= Your instructions =
Rewrite the material below, changing every "x-tick-label" to "year-label" and leaving everything else unchanged.

= Provided records =

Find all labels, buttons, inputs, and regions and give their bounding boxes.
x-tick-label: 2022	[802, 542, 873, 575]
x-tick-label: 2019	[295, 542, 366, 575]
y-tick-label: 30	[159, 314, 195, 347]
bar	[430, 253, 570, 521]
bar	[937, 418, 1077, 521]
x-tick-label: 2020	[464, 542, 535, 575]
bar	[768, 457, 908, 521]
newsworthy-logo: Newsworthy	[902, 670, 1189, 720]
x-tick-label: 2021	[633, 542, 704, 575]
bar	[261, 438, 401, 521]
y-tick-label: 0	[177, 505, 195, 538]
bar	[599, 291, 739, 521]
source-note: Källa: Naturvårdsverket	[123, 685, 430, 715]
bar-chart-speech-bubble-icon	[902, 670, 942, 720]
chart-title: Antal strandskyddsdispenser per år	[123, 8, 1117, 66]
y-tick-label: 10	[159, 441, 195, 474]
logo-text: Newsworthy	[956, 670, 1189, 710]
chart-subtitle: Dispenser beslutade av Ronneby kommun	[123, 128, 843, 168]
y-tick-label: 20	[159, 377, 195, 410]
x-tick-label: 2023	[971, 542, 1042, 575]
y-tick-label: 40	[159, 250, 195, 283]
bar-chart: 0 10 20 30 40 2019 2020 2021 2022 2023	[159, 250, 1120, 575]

= Solution to this problem =
Find all labels, buttons, inputs, and regions and give their bounding boxes.
year-label: 2022	[802, 542, 873, 575]
year-label: 2019	[295, 542, 366, 575]
y-tick-label: 30	[159, 314, 195, 347]
bar	[430, 253, 570, 521]
bar	[937, 418, 1077, 521]
year-label: 2020	[464, 542, 535, 575]
bar	[768, 457, 908, 521]
newsworthy-logo: Newsworthy	[902, 670, 1189, 720]
year-label: 2021	[633, 542, 704, 575]
bar	[261, 438, 401, 521]
y-tick-label: 0	[177, 505, 195, 538]
bar	[599, 291, 739, 521]
source-note: Källa: Naturvårdsverket	[123, 685, 430, 715]
bar-chart-speech-bubble-icon	[902, 670, 942, 720]
chart-title: Antal strandskyddsdispenser per år	[123, 8, 1117, 66]
y-tick-label: 10	[159, 441, 195, 474]
logo-text: Newsworthy	[956, 670, 1189, 710]
chart-subtitle: Dispenser beslutade av Ronneby kommun	[123, 128, 843, 168]
y-tick-label: 20	[159, 377, 195, 410]
year-label: 2023	[971, 542, 1042, 575]
y-tick-label: 40	[159, 250, 195, 283]
bar-chart: 0 10 20 30 40 2019 2020 2021 2022 2023	[159, 250, 1120, 575]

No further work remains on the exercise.